Written instruction: For the listing below, give the count of lines containing the string "screenshot" and nothing else.

Dataset entries:
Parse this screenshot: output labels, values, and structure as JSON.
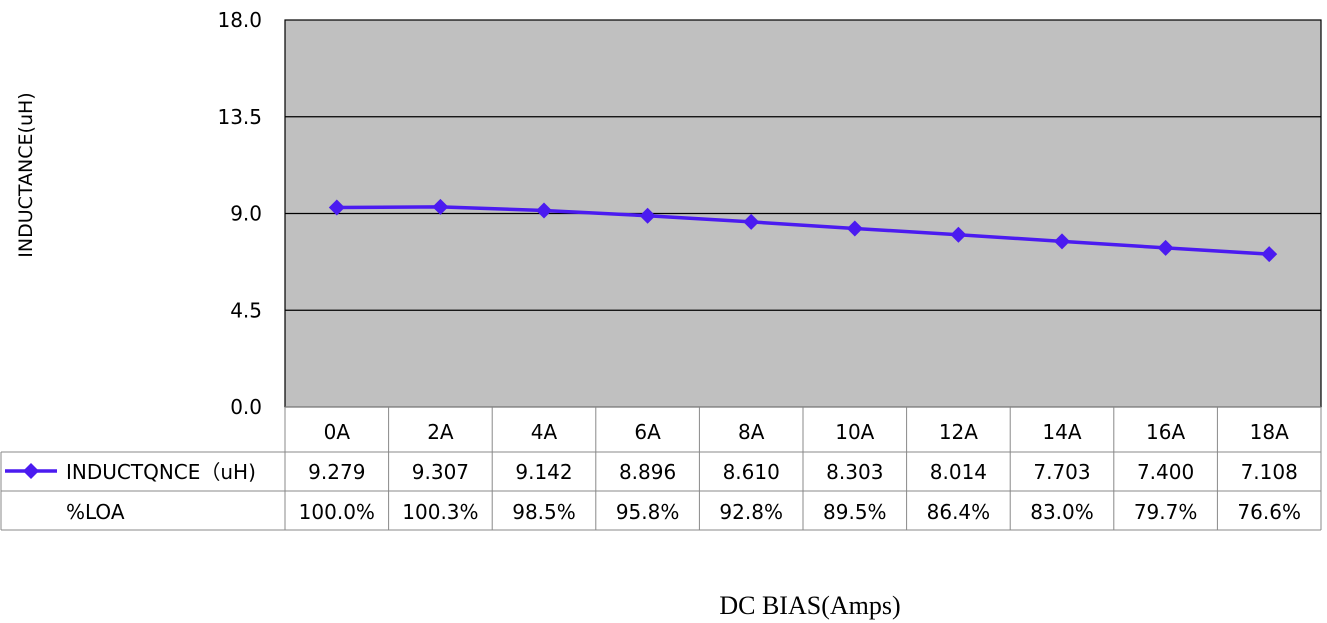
{
  "chart_data": {
    "type": "line",
    "xlabel": "DC BIAS(Amps)",
    "ylabel": "INDUCTANCE(uH)",
    "ylim": [
      0,
      18
    ],
    "yticks": [
      "0.0",
      "4.5",
      "9.0",
      "13.5",
      "18.0"
    ],
    "grid": true,
    "categories": [
      "0A",
      "2A",
      "4A",
      "6A",
      "8A",
      "10A",
      "12A",
      "14A",
      "16A",
      "18A"
    ],
    "series": [
      {
        "name": "INDUCTQNCE（uH)",
        "values": [
          9.279,
          9.307,
          9.142,
          8.896,
          8.61,
          8.303,
          8.014,
          7.703,
          7.4,
          7.108
        ],
        "labels": [
          "9.279",
          "9.307",
          "9.142",
          "8.896",
          "8.610",
          "8.303",
          "8.014",
          "7.703",
          "7.400",
          "7.108"
        ],
        "color": "#4b1bf0"
      }
    ],
    "table_rows": [
      {
        "name": "%LOA",
        "values": [
          "100.0%",
          "100.3%",
          "98.5%",
          "95.8%",
          "92.8%",
          "89.5%",
          "86.4%",
          "83.0%",
          "79.7%",
          "76.6%"
        ]
      }
    ],
    "plot_background": "#c0c0c0"
  }
}
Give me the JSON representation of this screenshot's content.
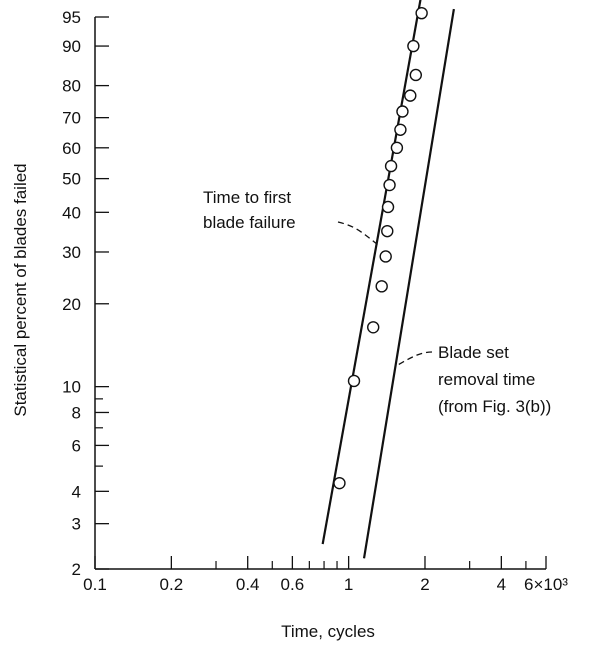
{
  "chart_data": {
    "type": "scatter",
    "title": "",
    "xlabel": "Time, cycles",
    "ylabel": "Statistical percent of blades failed",
    "x_scale": "log",
    "y_scale": "weibull-probability",
    "xlim": [
      0.1,
      6
    ],
    "ylim": [
      2,
      95
    ],
    "grid": false,
    "x_ticks": [
      {
        "value": 0.1,
        "label": "0.1"
      },
      {
        "value": 0.2,
        "label": "0.2"
      },
      {
        "value": 0.4,
        "label": "0.4"
      },
      {
        "value": 0.6,
        "label": "0.6"
      },
      {
        "value": 1,
        "label": "1"
      },
      {
        "value": 2,
        "label": "2"
      },
      {
        "value": 4,
        "label": "4"
      },
      {
        "value": 6,
        "label": "6×10³"
      }
    ],
    "x_minor_ticks": [
      0.3,
      0.5,
      0.7,
      0.8,
      0.9,
      3,
      5
    ],
    "y_ticks": [
      {
        "value": 2,
        "label": "2"
      },
      {
        "value": 3,
        "label": "3"
      },
      {
        "value": 4,
        "label": "4"
      },
      {
        "value": 6,
        "label": "6"
      },
      {
        "value": 8,
        "label": "8"
      },
      {
        "value": 10,
        "label": "10"
      },
      {
        "value": 20,
        "label": "20"
      },
      {
        "value": 30,
        "label": "30"
      },
      {
        "value": 40,
        "label": "40"
      },
      {
        "value": 50,
        "label": "50"
      },
      {
        "value": 60,
        "label": "60"
      },
      {
        "value": 70,
        "label": "70"
      },
      {
        "value": 80,
        "label": "80"
      },
      {
        "value": 90,
        "label": "90"
      },
      {
        "value": 95,
        "label": "95"
      }
    ],
    "y_minor_ticks": [
      5,
      7,
      9
    ],
    "series": [
      {
        "name": "Time to first blade failure",
        "kind": "points",
        "points": [
          {
            "x": 0.92,
            "y": 4.3
          },
          {
            "x": 1.05,
            "y": 10.5
          },
          {
            "x": 1.25,
            "y": 16.5
          },
          {
            "x": 1.35,
            "y": 23.0
          },
          {
            "x": 1.4,
            "y": 29.0
          },
          {
            "x": 1.42,
            "y": 35.0
          },
          {
            "x": 1.43,
            "y": 41.5
          },
          {
            "x": 1.45,
            "y": 48.0
          },
          {
            "x": 1.47,
            "y": 54.0
          },
          {
            "x": 1.55,
            "y": 60.0
          },
          {
            "x": 1.6,
            "y": 66.0
          },
          {
            "x": 1.63,
            "y": 72.0
          },
          {
            "x": 1.75,
            "y": 77.0
          },
          {
            "x": 1.84,
            "y": 83.0
          },
          {
            "x": 1.8,
            "y": 90.0
          },
          {
            "x": 1.94,
            "y": 95.5
          }
        ]
      },
      {
        "name": "Time to first blade failure",
        "kind": "line",
        "points": [
          {
            "x": 0.79,
            "y": 2.5
          },
          {
            "x": 1.92,
            "y": 97
          }
        ]
      },
      {
        "name": "Blade set removal time (from Fig. 3(b))",
        "kind": "line",
        "points": [
          {
            "x": 1.15,
            "y": 2.2
          },
          {
            "x": 2.6,
            "y": 96
          }
        ]
      }
    ],
    "annotations": [
      {
        "lines": [
          "Time to first",
          "blade failure"
        ]
      },
      {
        "lines": [
          "Blade set",
          "removal time",
          "(from Fig. 3(b))"
        ]
      }
    ]
  }
}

Correct response: 2